**Given request**. From the entries below, pull out each line where "подземелья" appears.

____ Information given

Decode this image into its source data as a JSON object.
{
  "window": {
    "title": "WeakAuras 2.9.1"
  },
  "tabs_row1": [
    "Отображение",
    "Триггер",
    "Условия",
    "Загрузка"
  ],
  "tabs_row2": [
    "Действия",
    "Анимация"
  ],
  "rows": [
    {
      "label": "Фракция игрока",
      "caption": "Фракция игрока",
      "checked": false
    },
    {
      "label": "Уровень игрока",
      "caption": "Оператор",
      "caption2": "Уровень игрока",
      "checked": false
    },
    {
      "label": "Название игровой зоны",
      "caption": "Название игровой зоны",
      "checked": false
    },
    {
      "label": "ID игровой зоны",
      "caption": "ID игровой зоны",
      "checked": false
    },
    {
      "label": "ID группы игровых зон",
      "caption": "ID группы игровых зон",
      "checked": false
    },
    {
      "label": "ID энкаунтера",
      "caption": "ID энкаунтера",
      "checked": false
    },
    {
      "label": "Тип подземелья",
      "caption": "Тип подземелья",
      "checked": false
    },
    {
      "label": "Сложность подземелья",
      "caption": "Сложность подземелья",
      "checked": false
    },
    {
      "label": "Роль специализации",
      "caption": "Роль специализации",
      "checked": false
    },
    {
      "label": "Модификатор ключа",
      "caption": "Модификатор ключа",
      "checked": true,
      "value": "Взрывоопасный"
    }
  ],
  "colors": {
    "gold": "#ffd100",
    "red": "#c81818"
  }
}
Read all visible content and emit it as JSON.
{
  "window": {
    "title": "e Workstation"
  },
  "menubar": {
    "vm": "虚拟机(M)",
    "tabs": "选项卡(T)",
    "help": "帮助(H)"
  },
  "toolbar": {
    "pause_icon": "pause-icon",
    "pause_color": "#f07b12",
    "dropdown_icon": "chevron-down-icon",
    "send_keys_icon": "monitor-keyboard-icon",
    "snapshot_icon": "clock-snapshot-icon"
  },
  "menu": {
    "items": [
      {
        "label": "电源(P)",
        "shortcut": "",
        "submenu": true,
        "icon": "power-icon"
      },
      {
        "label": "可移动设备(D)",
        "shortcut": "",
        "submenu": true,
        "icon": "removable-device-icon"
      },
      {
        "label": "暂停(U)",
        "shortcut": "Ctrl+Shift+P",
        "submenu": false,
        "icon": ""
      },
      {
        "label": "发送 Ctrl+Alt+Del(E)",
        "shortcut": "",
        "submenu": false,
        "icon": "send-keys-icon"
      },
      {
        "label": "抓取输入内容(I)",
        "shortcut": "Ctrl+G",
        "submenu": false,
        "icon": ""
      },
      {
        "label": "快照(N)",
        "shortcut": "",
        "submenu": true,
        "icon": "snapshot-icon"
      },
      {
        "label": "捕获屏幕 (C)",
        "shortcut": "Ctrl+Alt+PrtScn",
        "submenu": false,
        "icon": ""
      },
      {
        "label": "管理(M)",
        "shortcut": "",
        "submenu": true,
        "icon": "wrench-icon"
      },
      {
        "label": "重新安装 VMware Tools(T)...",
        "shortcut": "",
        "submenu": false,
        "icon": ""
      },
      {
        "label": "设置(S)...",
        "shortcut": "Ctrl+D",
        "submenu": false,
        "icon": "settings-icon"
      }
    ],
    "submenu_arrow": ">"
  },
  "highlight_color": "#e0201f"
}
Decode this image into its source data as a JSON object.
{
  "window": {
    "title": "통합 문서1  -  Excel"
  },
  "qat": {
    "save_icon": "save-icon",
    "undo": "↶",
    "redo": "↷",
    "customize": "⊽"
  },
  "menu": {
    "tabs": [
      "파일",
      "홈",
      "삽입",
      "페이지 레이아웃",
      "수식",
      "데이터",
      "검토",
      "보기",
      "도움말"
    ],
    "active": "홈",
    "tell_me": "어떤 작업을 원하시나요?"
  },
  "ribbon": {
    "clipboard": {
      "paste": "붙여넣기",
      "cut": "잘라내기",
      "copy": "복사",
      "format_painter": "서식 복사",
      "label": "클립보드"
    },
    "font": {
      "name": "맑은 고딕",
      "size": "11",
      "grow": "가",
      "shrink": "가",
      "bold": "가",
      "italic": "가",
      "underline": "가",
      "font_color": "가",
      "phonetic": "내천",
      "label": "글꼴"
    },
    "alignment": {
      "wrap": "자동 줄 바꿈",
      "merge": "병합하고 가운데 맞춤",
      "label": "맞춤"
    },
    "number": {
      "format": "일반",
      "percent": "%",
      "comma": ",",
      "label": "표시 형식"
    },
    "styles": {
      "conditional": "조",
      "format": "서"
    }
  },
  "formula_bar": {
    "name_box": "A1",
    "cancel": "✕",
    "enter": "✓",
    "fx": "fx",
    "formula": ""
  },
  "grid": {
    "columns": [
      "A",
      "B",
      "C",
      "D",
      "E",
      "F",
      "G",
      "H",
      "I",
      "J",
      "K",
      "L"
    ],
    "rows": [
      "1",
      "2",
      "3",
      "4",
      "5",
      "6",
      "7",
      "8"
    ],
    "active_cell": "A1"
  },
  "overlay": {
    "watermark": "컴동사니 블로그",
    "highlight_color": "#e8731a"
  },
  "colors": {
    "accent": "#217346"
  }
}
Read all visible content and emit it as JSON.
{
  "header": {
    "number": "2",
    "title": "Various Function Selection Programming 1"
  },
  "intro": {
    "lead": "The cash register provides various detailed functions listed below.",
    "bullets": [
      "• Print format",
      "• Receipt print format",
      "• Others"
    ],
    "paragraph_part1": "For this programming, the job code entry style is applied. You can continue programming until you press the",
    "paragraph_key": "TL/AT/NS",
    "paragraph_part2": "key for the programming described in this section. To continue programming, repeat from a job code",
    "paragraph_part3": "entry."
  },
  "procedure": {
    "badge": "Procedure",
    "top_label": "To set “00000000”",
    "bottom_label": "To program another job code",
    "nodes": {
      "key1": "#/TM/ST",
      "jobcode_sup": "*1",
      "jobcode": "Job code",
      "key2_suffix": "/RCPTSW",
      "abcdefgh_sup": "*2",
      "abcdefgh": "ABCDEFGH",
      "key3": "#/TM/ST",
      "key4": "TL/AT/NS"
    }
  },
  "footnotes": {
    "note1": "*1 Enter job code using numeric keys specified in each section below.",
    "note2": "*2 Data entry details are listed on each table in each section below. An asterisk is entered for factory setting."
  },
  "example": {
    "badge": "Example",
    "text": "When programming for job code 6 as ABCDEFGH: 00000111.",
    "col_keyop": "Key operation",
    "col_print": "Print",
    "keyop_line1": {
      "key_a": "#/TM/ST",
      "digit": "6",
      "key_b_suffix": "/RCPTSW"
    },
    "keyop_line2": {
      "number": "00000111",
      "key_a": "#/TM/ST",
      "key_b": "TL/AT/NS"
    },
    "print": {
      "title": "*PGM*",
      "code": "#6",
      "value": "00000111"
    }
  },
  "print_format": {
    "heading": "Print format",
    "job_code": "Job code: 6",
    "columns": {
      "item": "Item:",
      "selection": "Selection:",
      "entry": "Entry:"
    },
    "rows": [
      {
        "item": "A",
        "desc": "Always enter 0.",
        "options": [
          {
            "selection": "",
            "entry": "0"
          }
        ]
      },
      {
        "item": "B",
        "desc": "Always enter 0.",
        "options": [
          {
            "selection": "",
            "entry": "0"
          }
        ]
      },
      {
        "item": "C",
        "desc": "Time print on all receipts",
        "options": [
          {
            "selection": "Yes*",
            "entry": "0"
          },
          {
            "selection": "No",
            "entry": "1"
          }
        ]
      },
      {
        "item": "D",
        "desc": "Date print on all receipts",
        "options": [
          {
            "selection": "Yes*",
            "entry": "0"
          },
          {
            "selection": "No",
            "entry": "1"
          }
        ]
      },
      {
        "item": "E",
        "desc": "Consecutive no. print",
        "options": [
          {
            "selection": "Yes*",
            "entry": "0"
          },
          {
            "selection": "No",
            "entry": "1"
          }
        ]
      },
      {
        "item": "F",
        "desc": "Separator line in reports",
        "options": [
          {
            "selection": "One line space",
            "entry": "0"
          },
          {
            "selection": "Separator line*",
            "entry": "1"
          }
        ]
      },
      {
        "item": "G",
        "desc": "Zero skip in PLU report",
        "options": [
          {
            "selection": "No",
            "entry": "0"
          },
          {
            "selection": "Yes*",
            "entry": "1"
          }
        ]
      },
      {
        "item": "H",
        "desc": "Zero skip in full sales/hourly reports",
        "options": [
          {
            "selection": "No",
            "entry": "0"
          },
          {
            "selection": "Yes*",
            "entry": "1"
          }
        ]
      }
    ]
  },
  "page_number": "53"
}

________

**Output of the task**.
      "label": "Тип подземелья",
      "caption": "Тип подземелья",
      "label": "Сложность подземелья",
      "caption": "Сложность подземелья",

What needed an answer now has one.